* **Exercise aim**:
Return the records exactly as they are.

* **Data entries**:

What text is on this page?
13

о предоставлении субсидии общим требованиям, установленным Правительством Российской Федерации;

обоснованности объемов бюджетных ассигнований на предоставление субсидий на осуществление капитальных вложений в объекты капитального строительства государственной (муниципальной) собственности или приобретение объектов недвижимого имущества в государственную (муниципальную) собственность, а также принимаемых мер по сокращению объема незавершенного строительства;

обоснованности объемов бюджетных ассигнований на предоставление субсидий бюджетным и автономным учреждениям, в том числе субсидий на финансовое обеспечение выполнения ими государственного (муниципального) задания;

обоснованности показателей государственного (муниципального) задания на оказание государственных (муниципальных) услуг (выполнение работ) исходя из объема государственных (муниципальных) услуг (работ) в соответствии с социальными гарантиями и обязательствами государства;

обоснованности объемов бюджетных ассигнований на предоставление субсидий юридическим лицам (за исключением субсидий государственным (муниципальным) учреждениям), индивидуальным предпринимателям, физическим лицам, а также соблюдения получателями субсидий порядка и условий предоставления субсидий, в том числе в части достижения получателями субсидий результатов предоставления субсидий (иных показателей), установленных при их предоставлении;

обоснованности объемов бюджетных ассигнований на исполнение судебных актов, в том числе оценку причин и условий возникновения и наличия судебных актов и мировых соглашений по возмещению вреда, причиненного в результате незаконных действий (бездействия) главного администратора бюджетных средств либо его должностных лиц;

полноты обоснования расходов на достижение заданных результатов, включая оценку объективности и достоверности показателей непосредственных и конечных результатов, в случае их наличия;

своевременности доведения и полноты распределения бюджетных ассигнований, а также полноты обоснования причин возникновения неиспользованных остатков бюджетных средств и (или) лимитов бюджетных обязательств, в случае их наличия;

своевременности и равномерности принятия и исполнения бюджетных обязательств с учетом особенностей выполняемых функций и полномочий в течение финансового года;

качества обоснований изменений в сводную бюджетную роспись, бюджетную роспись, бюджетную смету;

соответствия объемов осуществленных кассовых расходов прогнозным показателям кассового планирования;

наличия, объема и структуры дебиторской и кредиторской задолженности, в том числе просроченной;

* **The completed task**:
What text is on this page?
13

о предоставлении субсидии общим требованиям, установленным Правительством Российской Федерации;

обоснованности объемов бюджетных ассигнований на предоставление субсидий на осуществление капитальных вложений в объекты капитального строительства государственной (муниципальной) собственности или приобретение объектов недвижимого имущества в государственную (муниципальную) собственность, а также принимаемых мер по сокращению объема незавершенного строительства;

обоснованности объемов бюджетных ассигнований на предоставление субсидий бюджетным и автономным учреждениям, в том числе субсидий на финансовое обеспечение выполнения ими государственного (муниципального) задания;

обоснованности показателей государственного (муниципального) задания на оказание государственных (муниципальных) услуг (выполнение работ) исходя из объема государственных (муниципальных) услуг (работ) в соответствии с социальными гарантиями и обязательствами государства;

обоснованности объемов бюджетных ассигнований на предоставление субсидий юридическим лицам (за исключением субсидий государственным (муниципальным) учреждениям), индивидуальным предпринимателям, физическим лицам, а также соблюдения получателями субсидий порядка и условий предоставления субсидий, в том числе в части достижения получателями субсидий результатов предоставления субсидий (иных показателей), установленных при их предоставлении;

обоснованности объемов бюджетных ассигнований на исполнение судебных актов, в том числе оценку причин и условий возникновения и наличия судебных актов и мировых соглашений по возмещению вреда, причиненного в результате незаконных действий (бездействия) главного администратора бюджетных средств либо его должностных лиц;

полноты обоснования расходов на достижение заданных результатов, включая оценку объективности и достоверности показателей непосредственных и конечных результатов, в случае их наличия;

своевременности доведения и полноты распределения бюджетных ассигнований, а также полноты обоснования причин возникновения неиспользованных остатков бюджетных средств и (или) лимитов бюджетных обязательств, в случае их наличия;

своевременности и равномерности принятия и исполнения бюджетных обязательств с учетом особенностей выполняемых функций и полномочий в течение финансового года;

качества обоснований изменений в сводную бюджетную роспись, бюджетную роспись, бюджетную смету;

соответствия объемов осуществленных кассовых расходов прогнозным показателям кассового планирования;

наличия, объема и структуры дебиторской и кредиторской задолженности, в том числе просроченной;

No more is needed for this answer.